Short problem: Rewrite the lines from the first one through the line containing "demand-label: Demand£ [668, 504, 760, 534]", changing "excess-formula" to "excess-expression" and leaving everything else the same.
--- Begin Dataset content ---
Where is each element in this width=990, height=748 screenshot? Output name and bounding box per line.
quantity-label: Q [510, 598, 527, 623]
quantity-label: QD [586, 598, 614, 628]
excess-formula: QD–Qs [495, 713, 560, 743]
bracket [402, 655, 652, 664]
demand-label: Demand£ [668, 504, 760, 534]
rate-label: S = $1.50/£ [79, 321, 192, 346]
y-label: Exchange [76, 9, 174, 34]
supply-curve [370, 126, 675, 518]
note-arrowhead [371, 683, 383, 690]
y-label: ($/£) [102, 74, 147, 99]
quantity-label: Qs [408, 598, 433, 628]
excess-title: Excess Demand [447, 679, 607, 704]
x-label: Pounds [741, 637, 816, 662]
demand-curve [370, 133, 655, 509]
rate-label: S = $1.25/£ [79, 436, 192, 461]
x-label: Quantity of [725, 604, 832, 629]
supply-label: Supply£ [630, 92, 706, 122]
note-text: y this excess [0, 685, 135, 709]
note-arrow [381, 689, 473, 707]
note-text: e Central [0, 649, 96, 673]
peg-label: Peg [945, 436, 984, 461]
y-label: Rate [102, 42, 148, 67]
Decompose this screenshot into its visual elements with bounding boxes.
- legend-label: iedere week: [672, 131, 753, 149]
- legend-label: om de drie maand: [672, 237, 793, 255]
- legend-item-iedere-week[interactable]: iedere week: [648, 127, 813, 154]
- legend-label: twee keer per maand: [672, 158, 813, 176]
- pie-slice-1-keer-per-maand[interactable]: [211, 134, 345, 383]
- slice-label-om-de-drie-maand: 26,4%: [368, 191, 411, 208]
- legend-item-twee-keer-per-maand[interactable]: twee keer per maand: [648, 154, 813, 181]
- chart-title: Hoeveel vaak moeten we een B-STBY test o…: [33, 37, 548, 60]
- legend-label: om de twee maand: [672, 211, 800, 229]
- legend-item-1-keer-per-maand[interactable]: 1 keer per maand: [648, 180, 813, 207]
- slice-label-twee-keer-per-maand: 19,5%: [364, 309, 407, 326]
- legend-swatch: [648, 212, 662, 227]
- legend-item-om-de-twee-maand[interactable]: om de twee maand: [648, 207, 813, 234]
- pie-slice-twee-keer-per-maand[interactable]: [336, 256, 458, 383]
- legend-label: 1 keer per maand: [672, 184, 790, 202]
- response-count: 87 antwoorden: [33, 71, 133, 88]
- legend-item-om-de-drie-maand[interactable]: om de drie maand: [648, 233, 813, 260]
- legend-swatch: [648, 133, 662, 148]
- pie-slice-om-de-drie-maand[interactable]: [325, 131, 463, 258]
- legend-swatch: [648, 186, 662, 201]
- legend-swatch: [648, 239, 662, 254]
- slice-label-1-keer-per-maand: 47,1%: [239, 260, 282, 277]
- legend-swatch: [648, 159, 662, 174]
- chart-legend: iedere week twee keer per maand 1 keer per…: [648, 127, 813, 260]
--- End Dataset content ---
Response below:
Where is each element in this width=990, height=748 screenshot? Output name and bounding box per line.
quantity-label: Q [510, 598, 527, 623]
quantity-label: QD [586, 598, 614, 628]
excess-expression: QD–Qs [495, 713, 560, 743]
bracket [402, 655, 652, 664]
demand-label: Demand£ [668, 504, 760, 534]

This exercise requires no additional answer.